_Dataset records_.
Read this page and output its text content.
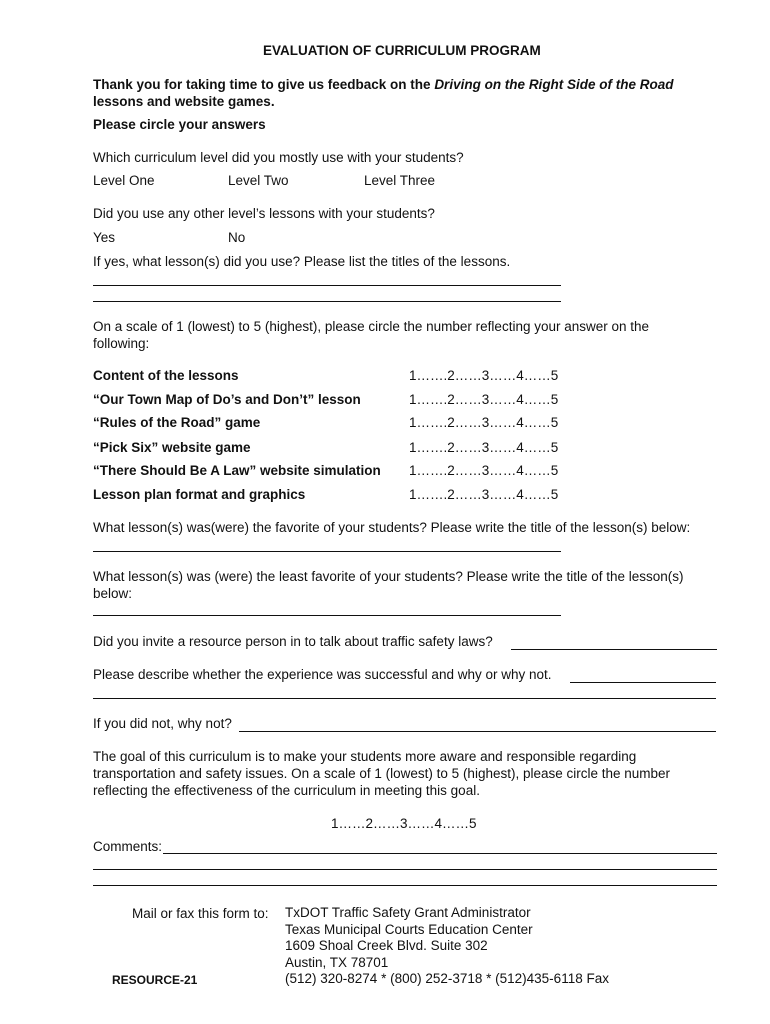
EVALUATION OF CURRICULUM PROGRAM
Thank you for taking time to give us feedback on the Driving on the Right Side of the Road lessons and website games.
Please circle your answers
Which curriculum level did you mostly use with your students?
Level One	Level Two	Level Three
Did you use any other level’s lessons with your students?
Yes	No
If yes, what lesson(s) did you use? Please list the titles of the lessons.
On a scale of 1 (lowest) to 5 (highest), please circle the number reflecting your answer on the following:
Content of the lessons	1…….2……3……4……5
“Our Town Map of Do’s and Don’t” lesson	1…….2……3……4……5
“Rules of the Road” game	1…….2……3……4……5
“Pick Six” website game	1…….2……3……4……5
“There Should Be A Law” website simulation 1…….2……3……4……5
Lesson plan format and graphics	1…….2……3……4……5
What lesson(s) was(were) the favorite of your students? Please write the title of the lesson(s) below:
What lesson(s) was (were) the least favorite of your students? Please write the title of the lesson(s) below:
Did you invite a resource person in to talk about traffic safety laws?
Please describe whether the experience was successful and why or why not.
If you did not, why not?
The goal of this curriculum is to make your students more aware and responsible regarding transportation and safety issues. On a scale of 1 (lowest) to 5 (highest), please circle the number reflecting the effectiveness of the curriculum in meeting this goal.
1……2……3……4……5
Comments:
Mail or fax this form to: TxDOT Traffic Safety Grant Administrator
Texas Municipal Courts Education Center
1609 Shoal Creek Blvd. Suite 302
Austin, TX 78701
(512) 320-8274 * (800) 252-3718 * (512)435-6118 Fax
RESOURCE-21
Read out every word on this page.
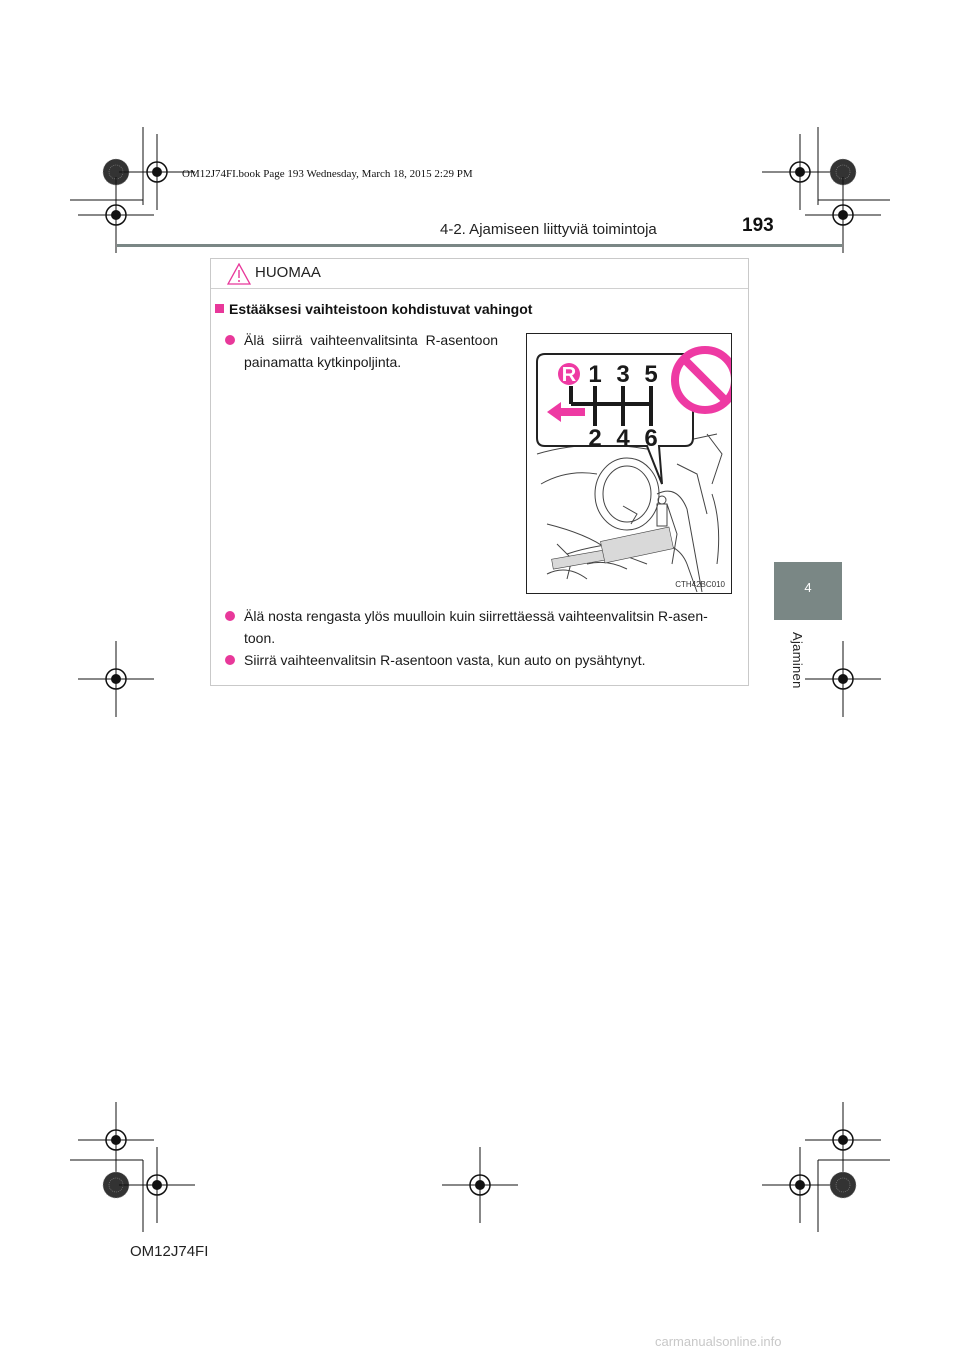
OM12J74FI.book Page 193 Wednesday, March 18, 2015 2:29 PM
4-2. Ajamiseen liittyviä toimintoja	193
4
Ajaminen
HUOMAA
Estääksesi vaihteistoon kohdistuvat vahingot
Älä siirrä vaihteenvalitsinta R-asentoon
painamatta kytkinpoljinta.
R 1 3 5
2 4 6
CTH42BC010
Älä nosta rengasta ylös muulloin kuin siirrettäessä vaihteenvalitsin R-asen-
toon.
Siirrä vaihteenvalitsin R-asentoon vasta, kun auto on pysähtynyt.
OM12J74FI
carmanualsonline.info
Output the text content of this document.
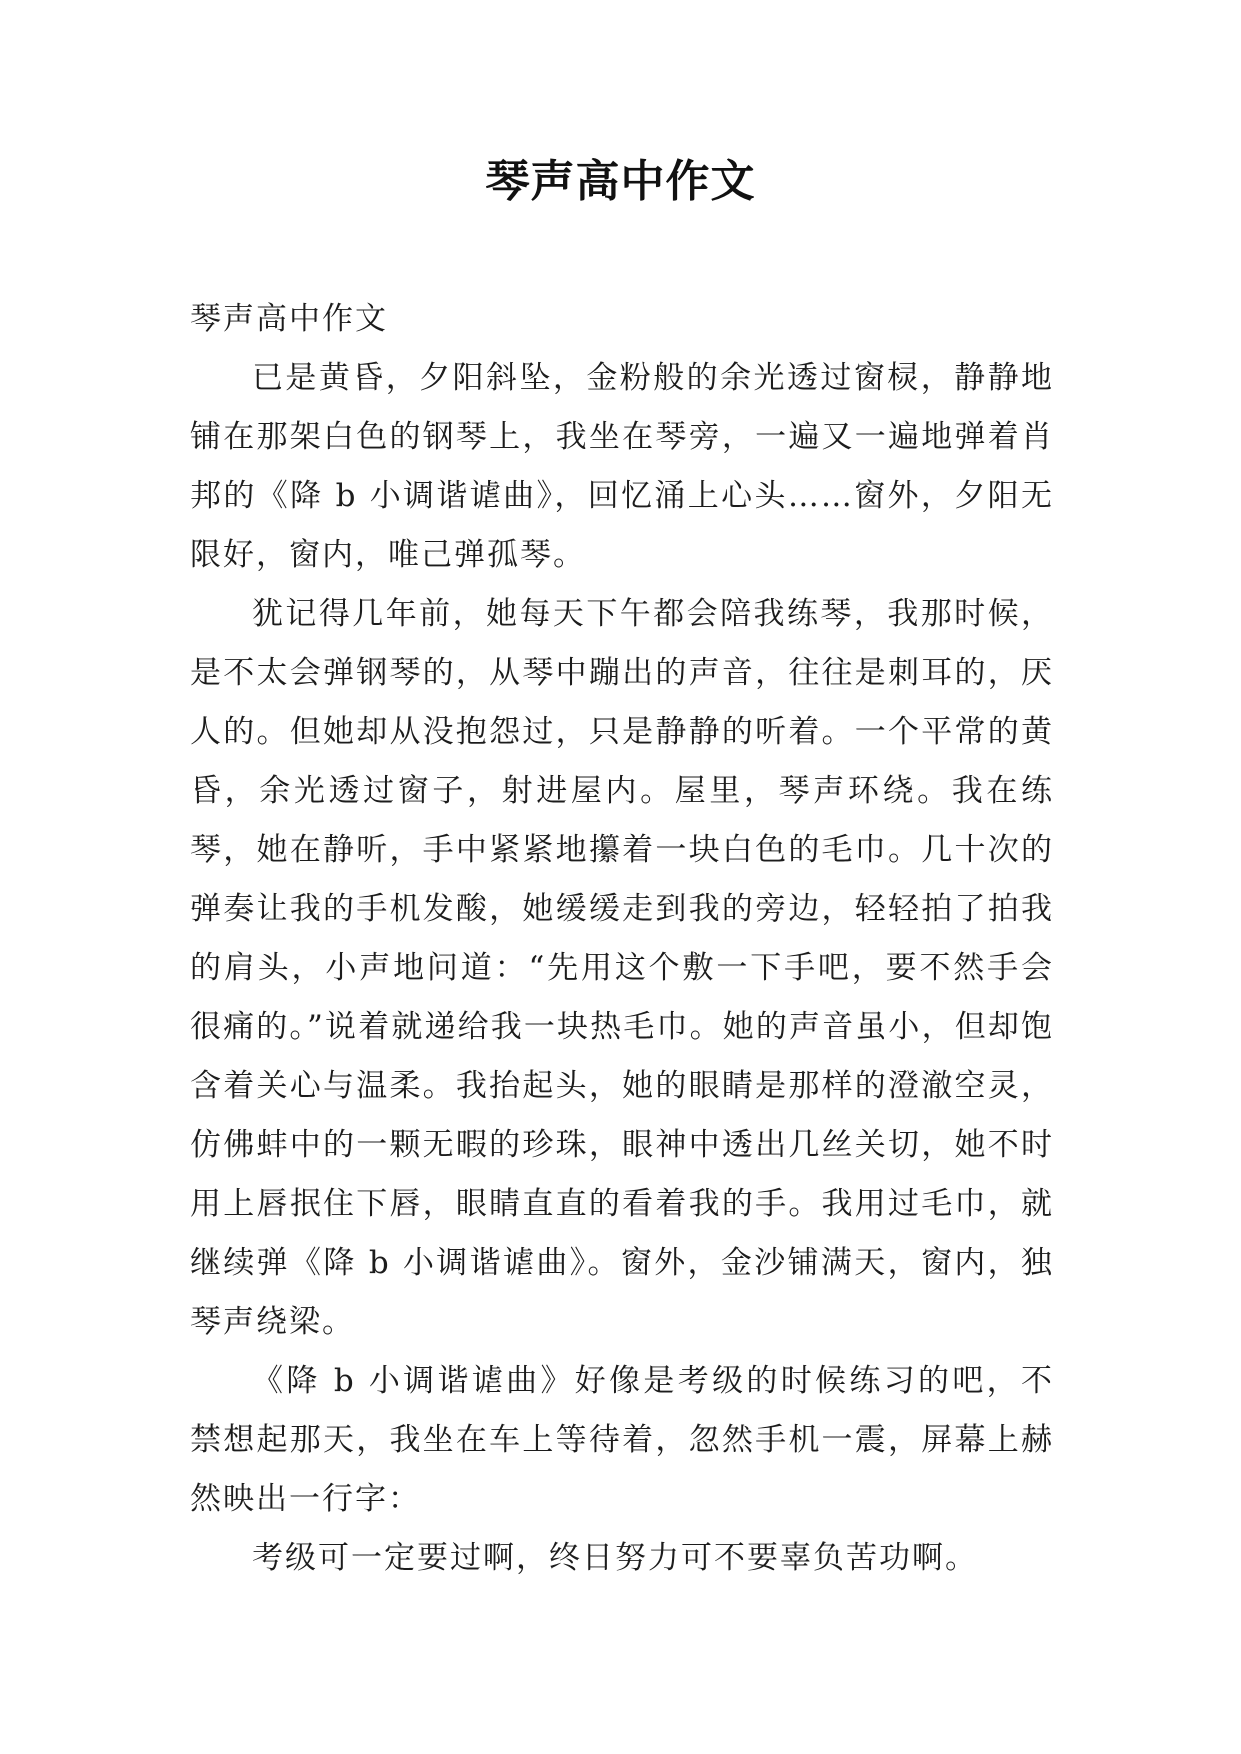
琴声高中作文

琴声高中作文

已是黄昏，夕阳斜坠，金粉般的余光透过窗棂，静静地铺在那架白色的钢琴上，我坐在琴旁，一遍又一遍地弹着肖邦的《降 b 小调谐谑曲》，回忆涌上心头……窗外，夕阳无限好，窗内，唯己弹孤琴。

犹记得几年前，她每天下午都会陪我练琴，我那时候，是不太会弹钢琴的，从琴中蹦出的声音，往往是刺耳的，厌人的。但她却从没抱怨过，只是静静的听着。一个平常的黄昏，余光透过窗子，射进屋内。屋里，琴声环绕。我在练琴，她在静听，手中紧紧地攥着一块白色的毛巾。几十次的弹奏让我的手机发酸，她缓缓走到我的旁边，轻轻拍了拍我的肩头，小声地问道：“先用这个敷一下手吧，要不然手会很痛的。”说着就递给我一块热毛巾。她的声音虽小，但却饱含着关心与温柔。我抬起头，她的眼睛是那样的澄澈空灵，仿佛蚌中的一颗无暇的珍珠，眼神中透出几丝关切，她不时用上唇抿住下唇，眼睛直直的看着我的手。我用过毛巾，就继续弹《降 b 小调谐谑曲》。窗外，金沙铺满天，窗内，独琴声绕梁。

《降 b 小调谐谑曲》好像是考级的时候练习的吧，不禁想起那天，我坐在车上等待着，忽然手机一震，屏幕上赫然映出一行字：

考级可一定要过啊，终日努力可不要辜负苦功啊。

_The task_. Write out again the lines from the one with "Output the text content of this document." through the end of the records exactly, without any of the pictures.

_Written solution_.
Output the text content of this document.
琴声高中作文

琴声高中作文

已是黄昏，夕阳斜坠，金粉般的余光透过窗棂，静静地铺在那架白色的钢琴上，我坐在琴旁，一遍又一遍地弹着肖邦的《降 b 小调谐谑曲》，回忆涌上心头……窗外，夕阳无限好，窗内，唯己弹孤琴。

犹记得几年前，她每天下午都会陪我练琴，我那时候，是不太会弹钢琴的，从琴中蹦出的声音，往往是刺耳的，厌人的。但她却从没抱怨过，只是静静的听着。一个平常的黄昏，余光透过窗子，射进屋内。屋里，琴声环绕。我在练琴，她在静听，手中紧紧地攥着一块白色的毛巾。几十次的弹奏让我的手机发酸，她缓缓走到我的旁边，轻轻拍了拍我的肩头，小声地问道：“先用这个敷一下手吧，要不然手会很痛的。”说着就递给我一块热毛巾。她的声音虽小，但却饱含着关心与温柔。我抬起头，她的眼睛是那样的澄澈空灵，仿佛蚌中的一颗无暇的珍珠，眼神中透出几丝关切，她不时用上唇抿住下唇，眼睛直直的看着我的手。我用过毛巾，就继续弹《降 b 小调谐谑曲》。窗外，金沙铺满天，窗内，独琴声绕梁。

《降 b 小调谐谑曲》好像是考级的时候练习的吧，不禁想起那天，我坐在车上等待着，忽然手机一震，屏幕上赫然映出一行字：

考级可一定要过啊，终日努力可不要辜负苦功啊。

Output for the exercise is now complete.